━━ Data section ━━

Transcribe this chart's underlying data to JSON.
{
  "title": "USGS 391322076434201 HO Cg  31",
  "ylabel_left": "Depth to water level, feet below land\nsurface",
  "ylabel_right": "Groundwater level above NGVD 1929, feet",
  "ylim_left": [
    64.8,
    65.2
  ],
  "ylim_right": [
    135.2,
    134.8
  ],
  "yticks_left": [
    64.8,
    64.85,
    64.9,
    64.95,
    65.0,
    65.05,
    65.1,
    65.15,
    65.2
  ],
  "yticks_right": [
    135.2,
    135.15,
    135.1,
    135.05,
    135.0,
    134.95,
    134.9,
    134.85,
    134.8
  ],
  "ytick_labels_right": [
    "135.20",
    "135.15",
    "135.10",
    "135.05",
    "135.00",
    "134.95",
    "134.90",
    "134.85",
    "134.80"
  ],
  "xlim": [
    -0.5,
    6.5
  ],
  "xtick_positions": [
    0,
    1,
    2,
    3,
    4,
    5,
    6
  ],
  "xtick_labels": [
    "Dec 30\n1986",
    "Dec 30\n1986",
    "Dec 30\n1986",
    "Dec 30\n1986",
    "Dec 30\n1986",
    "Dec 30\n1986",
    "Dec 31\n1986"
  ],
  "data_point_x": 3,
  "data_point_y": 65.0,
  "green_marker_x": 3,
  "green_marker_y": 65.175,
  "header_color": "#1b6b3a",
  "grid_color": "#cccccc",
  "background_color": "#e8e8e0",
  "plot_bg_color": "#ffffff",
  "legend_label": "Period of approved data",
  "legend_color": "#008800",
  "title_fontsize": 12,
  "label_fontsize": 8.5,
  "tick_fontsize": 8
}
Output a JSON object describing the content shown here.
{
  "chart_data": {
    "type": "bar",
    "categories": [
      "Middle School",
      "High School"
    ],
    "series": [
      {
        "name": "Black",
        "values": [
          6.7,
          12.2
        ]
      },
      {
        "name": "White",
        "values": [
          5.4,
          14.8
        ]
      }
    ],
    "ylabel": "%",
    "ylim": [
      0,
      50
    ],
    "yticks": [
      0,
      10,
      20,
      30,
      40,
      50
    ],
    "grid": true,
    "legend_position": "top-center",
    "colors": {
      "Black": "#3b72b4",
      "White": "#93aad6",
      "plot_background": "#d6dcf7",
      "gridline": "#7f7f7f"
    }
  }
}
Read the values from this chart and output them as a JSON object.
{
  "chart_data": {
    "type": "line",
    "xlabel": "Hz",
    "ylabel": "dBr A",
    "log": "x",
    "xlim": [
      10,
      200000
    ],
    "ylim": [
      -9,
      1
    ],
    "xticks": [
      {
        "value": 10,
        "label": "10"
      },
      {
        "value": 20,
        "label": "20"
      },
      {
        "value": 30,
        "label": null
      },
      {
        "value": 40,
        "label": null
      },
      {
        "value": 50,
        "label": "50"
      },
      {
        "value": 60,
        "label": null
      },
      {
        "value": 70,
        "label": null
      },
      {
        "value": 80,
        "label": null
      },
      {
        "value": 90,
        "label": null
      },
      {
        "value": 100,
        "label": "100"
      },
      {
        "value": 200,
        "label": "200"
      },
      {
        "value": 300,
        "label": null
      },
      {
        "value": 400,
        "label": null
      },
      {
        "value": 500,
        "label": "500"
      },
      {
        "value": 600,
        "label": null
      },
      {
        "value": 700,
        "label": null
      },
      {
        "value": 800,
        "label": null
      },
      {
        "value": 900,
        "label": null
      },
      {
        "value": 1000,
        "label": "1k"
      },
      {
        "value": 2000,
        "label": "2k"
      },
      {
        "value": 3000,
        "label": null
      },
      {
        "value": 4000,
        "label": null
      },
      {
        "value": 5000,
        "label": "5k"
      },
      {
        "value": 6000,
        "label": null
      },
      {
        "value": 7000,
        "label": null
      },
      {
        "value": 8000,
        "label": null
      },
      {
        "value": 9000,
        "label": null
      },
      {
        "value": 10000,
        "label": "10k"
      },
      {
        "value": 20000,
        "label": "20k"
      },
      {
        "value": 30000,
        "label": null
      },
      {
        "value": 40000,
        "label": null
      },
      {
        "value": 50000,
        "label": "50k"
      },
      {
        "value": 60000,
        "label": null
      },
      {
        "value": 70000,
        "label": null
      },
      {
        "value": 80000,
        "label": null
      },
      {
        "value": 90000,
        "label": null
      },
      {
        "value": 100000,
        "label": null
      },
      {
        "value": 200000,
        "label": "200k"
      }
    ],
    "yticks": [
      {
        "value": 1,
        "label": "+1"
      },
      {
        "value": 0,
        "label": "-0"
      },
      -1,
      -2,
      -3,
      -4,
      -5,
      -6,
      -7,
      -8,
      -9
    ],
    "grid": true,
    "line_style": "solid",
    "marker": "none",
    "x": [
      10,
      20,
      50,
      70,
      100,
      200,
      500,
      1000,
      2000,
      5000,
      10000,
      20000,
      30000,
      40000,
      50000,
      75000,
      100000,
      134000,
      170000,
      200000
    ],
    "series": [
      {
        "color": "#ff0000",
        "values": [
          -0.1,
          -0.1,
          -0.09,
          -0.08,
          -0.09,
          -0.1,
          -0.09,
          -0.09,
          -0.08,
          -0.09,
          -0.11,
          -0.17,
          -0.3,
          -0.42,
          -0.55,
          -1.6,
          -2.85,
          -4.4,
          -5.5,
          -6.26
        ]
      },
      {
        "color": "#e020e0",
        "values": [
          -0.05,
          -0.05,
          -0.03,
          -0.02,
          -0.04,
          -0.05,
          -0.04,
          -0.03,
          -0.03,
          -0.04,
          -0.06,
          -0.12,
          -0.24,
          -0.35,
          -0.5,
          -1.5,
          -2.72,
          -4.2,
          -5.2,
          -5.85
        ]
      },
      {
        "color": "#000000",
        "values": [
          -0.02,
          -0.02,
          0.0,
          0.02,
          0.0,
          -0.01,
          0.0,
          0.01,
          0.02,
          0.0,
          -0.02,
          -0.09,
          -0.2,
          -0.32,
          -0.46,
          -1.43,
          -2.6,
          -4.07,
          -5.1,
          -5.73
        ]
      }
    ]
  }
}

━━━

• _Set problem_
Nothing should be changed: write out all of the data as is.

• _Full solution_
Transcribe this chart's underlying data to JSON.
{
  "title": "USGS 391322076434201 HO Cg  31",
  "ylabel_left": "Depth to water level, feet below land\nsurface",
  "ylabel_right": "Groundwater level above NGVD 1929, feet",
  "ylim_left": [
    64.8,
    65.2
  ],
  "ylim_right": [
    135.2,
    134.8
  ],
  "yticks_left": [
    64.8,
    64.85,
    64.9,
    64.95,
    65.0,
    65.05,
    65.1,
    65.15,
    65.2
  ],
  "yticks_right": [
    135.2,
    135.15,
    135.1,
    135.05,
    135.0,
    134.95,
    134.9,
    134.85,
    134.8
  ],
  "ytick_labels_right": [
    "135.20",
    "135.15",
    "135.10",
    "135.05",
    "135.00",
    "134.95",
    "134.90",
    "134.85",
    "134.80"
  ],
  "xlim": [
    -0.5,
    6.5
  ],
  "xtick_positions": [
    0,
    1,
    2,
    3,
    4,
    5,
    6
  ],
  "xtick_labels": [
    "Dec 30\n1986",
    "Dec 30\n1986",
    "Dec 30\n1986",
    "Dec 30\n1986",
    "Dec 30\n1986",
    "Dec 30\n1986",
    "Dec 31\n1986"
  ],
  "data_point_x": 3,
  "data_point_y": 65.0,
  "green_marker_x": 3,
  "green_marker_y": 65.175,
  "header_color": "#1b6b3a",
  "grid_color": "#cccccc",
  "background_color": "#e8e8e0",
  "plot_bg_color": "#ffffff",
  "legend_label": "Period of approved data",
  "legend_color": "#008800",
  "title_fontsize": 12,
  "label_fontsize": 8.5,
  "tick_fontsize": 8
}
Output a JSON object describing the content shown here.
{
  "chart_data": {
    "type": "bar",
    "categories": [
      "Middle School",
      "High School"
    ],
    "series": [
      {
        "name": "Black",
        "values": [
          6.7,
          12.2
        ]
      },
      {
        "name": "White",
        "values": [
          5.4,
          14.8
        ]
      }
    ],
    "ylabel": "%",
    "ylim": [
      0,
      50
    ],
    "yticks": [
      0,
      10,
      20,
      30,
      40,
      50
    ],
    "grid": true,
    "legend_position": "top-center",
    "colors": {
      "Black": "#3b72b4",
      "White": "#93aad6",
      "plot_background": "#d6dcf7",
      "gridline": "#7f7f7f"
    }
  }
}
Read the values from this chart and output them as a JSON object.
{
  "chart_data": {
    "type": "line",
    "xlabel": "Hz",
    "ylabel": "dBr A",
    "log": "x",
    "xlim": [
      10,
      200000
    ],
    "ylim": [
      -9,
      1
    ],
    "xticks": [
      {
        "value": 10,
        "label": "10"
      },
      {
        "value": 20,
        "label": "20"
      },
      {
        "value": 30,
        "label": null
      },
      {
        "value": 40,
        "label": null
      },
      {
        "value": 50,
        "label": "50"
      },
      {
        "value": 60,
        "label": null
      },
      {
        "value": 70,
        "label": null
      },
      {
        "value": 80,
        "label": null
      },
      {
        "value": 90,
        "label": null
      },
      {
        "value": 100,
        "label": "100"
      },
      {
        "value": 200,
        "label": "200"
      },
      {
        "value": 300,
        "label": null
      },
      {
        "value": 400,
        "label": null
      },
      {
        "value": 500,
        "label": "500"
      },
      {
        "value": 600,
        "label": null
      },
      {
        "value": 700,
        "label": null
      },
      {
        "value": 800,
        "label": null
      },
      {
        "value": 900,
        "label": null
      },
      {
        "value": 1000,
        "label": "1k"
      },
      {
        "value": 2000,
        "label": "2k"
      },
      {
        "value": 3000,
        "label": null
      },
      {
        "value": 4000,
        "label": null
      },
      {
        "value": 5000,
        "label": "5k"
      },
      {
        "value": 6000,
        "label": null
      },
      {
        "value": 7000,
        "label": null
      },
      {
        "value": 8000,
        "label": null
      },
      {
        "value": 9000,
        "label": null
      },
      {
        "value": 10000,
        "label": "10k"
      },
      {
        "value": 20000,
        "label": "20k"
      },
      {
        "value": 30000,
        "label": null
      },
      {
        "value": 40000,
        "label": null
      },
      {
        "value": 50000,
        "label": "50k"
      },
      {
        "value": 60000,
        "label": null
      },
      {
        "value": 70000,
        "label": null
      },
      {
        "value": 80000,
        "label": null
      },
      {
        "value": 90000,
        "label": null
      },
      {
        "value": 100000,
        "label": null
      },
      {
        "value": 200000,
        "label": "200k"
      }
    ],
    "yticks": [
      {
        "value": 1,
        "label": "+1"
      },
      {
        "value": 0,
        "label": "-0"
      },
      -1,
      -2,
      -3,
      -4,
      -5,
      -6,
      -7,
      -8,
      -9
    ],
    "grid": true,
    "line_style": "solid",
    "marker": "none",
    "x": [
      10,
      20,
      50,
      70,
      100,
      200,
      500,
      1000,
      2000,
      5000,
      10000,
      20000,
      30000,
      40000,
      50000,
      75000,
      100000,
      134000,
      170000,
      200000
    ],
    "series": [
      {
        "color": "#ff0000",
        "values": [
          -0.1,
          -0.1,
          -0.09,
          -0.08,
          -0.09,
          -0.1,
          -0.09,
          -0.09,
          -0.08,
          -0.09,
          -0.11,
          -0.17,
          -0.3,
          -0.42,
          -0.55,
          -1.6,
          -2.85,
          -4.4,
          -5.5,
          -6.26
        ]
      },
      {
        "color": "#e020e0",
        "values": [
          -0.05,
          -0.05,
          -0.03,
          -0.02,
          -0.04,
          -0.05,
          -0.04,
          -0.03,
          -0.03,
          -0.04,
          -0.06,
          -0.12,
          -0.24,
          -0.35,
          -0.5,
          -1.5,
          -2.72,
          -4.2,
          -5.2,
          -5.85
        ]
      },
      {
        "color": "#000000",
        "values": [
          -0.02,
          -0.02,
          0.0,
          0.02,
          0.0,
          -0.01,
          0.0,
          0.01,
          0.02,
          0.0,
          -0.02,
          -0.09,
          -0.2,
          -0.32,
          -0.46,
          -1.43,
          -2.6,
          -4.07,
          -5.1,
          -5.73
        ]
      }
    ]
  }
}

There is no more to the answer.